*WHAT THE EXERCISE ASKS:* Find each line holding the word "right" and give the total alone.

*ENTRIES SHOWN:*
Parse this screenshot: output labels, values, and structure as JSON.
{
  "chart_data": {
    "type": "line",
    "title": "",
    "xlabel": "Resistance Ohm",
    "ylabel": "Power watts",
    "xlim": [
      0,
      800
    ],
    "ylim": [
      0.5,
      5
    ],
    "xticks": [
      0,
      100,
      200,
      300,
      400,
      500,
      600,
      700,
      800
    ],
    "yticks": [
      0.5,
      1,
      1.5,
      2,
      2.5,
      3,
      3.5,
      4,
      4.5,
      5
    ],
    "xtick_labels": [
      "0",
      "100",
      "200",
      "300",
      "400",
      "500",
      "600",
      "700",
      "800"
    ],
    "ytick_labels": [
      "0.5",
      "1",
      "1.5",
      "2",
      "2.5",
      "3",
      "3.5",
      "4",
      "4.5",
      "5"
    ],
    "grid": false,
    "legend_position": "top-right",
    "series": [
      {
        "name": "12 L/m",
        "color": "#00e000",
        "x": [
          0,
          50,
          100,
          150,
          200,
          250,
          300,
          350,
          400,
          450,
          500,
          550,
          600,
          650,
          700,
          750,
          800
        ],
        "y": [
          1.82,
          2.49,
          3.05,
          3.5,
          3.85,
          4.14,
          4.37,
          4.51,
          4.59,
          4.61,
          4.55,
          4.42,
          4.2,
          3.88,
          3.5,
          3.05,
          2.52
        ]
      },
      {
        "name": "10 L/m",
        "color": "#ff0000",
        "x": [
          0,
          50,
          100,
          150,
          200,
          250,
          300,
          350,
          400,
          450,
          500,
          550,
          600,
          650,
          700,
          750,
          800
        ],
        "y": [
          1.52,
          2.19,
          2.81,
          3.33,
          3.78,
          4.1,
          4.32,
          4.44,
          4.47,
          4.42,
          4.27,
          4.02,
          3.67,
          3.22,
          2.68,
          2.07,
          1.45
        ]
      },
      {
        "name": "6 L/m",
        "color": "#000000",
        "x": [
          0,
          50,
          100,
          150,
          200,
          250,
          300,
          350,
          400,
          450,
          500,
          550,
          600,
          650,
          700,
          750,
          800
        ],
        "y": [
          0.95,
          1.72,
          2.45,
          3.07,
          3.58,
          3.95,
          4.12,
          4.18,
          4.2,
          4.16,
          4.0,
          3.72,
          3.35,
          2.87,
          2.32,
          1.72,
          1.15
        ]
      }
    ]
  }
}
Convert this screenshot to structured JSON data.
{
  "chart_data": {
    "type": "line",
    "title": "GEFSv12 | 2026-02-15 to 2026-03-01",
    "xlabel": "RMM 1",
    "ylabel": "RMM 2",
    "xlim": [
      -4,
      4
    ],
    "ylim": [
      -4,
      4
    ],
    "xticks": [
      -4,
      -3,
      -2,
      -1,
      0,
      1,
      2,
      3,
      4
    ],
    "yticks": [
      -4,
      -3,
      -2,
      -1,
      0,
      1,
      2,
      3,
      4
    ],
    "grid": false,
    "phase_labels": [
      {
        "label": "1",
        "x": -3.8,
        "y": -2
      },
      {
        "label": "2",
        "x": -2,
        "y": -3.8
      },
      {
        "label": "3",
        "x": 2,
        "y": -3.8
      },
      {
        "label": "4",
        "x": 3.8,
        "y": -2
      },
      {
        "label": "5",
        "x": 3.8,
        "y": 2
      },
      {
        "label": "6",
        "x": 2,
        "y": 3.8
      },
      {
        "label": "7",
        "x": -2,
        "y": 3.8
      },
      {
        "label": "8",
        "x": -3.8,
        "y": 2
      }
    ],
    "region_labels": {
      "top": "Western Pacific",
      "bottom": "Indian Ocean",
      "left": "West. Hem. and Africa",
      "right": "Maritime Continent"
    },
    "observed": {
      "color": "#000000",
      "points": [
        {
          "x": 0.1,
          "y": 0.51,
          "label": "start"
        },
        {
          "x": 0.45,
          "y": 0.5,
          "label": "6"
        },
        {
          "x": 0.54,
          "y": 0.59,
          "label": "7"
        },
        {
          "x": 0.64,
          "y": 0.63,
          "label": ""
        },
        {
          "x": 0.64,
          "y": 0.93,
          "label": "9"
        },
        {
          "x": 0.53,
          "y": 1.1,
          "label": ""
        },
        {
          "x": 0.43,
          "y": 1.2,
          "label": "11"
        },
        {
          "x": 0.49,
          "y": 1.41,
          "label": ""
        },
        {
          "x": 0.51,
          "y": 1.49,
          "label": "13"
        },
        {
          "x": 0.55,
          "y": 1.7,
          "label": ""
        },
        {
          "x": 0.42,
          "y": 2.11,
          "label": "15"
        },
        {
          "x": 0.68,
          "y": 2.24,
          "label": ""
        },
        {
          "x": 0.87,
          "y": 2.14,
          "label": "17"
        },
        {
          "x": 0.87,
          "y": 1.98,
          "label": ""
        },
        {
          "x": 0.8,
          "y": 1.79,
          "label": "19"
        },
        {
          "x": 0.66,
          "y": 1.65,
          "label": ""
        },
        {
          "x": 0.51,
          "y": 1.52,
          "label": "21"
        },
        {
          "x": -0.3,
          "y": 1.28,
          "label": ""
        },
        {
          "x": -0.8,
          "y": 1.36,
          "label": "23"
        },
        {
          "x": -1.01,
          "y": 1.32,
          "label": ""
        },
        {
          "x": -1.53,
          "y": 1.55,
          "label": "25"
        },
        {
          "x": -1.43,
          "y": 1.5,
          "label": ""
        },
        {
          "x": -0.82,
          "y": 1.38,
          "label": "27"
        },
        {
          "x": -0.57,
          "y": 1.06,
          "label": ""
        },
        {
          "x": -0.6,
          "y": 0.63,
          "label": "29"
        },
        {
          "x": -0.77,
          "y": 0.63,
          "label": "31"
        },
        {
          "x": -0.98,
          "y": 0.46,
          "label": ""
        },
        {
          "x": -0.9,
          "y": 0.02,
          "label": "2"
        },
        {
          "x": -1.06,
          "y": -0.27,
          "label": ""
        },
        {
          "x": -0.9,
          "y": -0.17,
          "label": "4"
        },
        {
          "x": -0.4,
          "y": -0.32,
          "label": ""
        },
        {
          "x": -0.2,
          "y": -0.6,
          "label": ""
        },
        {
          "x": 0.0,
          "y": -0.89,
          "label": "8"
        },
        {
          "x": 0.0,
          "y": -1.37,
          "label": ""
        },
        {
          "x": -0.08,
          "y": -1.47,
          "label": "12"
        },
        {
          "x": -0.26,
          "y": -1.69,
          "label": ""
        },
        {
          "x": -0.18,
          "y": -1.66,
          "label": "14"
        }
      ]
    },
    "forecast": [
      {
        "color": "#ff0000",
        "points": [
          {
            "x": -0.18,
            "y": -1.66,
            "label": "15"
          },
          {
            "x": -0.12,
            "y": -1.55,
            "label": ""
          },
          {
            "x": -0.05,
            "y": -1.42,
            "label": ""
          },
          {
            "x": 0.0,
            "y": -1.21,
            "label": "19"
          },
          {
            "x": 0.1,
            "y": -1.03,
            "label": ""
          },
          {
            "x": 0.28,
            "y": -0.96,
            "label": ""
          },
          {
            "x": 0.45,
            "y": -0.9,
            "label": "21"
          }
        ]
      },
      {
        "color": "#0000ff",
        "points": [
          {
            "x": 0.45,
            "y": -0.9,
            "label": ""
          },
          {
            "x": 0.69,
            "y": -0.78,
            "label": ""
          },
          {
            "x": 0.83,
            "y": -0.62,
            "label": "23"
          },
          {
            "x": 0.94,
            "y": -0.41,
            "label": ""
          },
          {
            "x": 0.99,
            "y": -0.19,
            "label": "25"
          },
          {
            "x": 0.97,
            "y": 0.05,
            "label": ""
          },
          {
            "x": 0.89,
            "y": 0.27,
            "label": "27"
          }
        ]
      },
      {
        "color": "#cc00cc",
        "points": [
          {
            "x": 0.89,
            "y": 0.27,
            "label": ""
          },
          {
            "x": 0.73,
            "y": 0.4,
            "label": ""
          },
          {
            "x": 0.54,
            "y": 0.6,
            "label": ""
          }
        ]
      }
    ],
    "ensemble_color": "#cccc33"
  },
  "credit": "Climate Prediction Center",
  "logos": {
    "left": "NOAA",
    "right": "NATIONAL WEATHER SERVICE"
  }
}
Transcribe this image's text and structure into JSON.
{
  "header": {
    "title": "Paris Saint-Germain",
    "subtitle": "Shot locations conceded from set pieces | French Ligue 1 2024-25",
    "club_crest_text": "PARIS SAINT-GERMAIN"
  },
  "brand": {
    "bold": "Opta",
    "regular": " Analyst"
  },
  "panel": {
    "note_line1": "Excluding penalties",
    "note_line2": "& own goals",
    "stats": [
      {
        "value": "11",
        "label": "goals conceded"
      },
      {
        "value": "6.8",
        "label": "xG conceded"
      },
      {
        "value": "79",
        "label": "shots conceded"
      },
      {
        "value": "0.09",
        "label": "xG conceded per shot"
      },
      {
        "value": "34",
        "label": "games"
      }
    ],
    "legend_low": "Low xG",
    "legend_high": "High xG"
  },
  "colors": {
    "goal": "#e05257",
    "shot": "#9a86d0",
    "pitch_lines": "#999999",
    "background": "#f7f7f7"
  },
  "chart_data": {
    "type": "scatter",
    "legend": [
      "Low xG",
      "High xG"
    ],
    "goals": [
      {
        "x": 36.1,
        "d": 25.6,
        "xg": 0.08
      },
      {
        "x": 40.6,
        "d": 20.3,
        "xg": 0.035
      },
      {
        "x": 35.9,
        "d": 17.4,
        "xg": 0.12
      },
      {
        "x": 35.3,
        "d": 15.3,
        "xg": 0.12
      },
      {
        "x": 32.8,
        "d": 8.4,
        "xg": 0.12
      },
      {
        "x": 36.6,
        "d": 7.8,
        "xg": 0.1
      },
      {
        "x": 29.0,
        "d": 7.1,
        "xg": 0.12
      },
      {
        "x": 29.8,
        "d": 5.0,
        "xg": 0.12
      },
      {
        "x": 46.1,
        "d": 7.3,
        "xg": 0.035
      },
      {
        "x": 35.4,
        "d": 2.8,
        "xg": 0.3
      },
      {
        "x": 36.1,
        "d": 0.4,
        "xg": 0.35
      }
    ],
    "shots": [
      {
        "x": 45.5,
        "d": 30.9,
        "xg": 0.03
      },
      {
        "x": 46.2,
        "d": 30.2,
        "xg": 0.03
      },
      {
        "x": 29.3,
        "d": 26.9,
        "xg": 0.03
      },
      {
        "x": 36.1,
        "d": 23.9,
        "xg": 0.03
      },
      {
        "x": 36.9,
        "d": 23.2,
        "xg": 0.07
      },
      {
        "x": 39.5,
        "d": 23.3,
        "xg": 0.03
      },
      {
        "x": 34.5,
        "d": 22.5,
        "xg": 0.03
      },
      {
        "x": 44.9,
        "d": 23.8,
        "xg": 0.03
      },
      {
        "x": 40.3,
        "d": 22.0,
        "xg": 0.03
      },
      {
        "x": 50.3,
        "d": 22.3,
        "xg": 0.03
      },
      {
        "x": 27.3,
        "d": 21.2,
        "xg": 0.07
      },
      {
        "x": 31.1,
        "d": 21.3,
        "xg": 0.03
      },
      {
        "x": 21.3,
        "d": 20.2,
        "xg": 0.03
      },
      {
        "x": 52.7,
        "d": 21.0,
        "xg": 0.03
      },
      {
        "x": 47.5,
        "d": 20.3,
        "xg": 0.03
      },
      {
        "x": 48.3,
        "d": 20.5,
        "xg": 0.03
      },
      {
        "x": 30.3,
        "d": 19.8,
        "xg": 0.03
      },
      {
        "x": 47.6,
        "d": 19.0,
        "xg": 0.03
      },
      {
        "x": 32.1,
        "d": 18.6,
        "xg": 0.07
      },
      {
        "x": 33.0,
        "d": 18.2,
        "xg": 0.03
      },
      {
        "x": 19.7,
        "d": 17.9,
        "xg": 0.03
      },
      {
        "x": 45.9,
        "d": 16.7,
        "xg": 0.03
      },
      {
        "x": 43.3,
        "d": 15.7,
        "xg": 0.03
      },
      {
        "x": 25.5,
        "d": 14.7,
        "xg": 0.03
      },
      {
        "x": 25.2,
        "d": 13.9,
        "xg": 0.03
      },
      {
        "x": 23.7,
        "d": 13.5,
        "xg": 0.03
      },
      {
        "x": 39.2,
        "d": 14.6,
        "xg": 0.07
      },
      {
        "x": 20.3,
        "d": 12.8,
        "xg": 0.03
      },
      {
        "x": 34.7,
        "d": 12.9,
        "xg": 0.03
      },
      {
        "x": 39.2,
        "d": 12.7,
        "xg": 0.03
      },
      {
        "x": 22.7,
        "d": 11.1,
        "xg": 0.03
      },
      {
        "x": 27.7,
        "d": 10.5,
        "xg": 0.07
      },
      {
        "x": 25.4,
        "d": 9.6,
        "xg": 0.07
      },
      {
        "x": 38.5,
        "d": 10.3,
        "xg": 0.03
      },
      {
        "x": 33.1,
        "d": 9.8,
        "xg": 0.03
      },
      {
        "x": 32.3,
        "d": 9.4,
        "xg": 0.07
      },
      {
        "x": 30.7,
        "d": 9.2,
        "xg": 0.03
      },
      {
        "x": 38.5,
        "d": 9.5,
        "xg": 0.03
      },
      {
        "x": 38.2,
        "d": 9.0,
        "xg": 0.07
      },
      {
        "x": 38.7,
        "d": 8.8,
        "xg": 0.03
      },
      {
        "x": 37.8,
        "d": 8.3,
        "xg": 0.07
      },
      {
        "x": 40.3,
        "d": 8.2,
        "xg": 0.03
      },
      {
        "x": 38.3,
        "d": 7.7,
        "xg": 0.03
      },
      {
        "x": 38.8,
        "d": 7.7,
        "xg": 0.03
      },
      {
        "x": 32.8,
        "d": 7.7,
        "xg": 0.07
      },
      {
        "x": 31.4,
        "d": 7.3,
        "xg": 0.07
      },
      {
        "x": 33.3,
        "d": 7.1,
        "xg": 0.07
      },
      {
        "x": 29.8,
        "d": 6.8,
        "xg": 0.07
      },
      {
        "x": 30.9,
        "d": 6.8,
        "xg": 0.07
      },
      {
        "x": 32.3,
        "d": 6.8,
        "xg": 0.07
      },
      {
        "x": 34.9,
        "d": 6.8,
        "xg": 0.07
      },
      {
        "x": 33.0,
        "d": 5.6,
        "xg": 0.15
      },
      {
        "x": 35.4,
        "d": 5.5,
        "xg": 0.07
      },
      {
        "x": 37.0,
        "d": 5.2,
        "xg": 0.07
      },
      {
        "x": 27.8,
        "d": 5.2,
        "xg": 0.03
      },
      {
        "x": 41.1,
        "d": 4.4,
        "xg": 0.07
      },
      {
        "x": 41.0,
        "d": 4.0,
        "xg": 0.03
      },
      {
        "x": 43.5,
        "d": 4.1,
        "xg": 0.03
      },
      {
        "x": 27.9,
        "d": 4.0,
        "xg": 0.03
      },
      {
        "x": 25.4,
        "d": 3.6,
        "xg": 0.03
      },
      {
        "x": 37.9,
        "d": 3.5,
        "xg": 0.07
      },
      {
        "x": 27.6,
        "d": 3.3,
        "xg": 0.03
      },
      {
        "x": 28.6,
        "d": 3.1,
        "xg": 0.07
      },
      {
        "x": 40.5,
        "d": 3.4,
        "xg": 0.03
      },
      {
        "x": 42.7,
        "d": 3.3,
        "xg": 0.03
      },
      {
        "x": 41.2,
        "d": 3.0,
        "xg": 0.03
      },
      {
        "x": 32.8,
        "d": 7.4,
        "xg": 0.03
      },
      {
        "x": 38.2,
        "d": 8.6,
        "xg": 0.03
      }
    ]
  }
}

*THE OUTPUT:* 3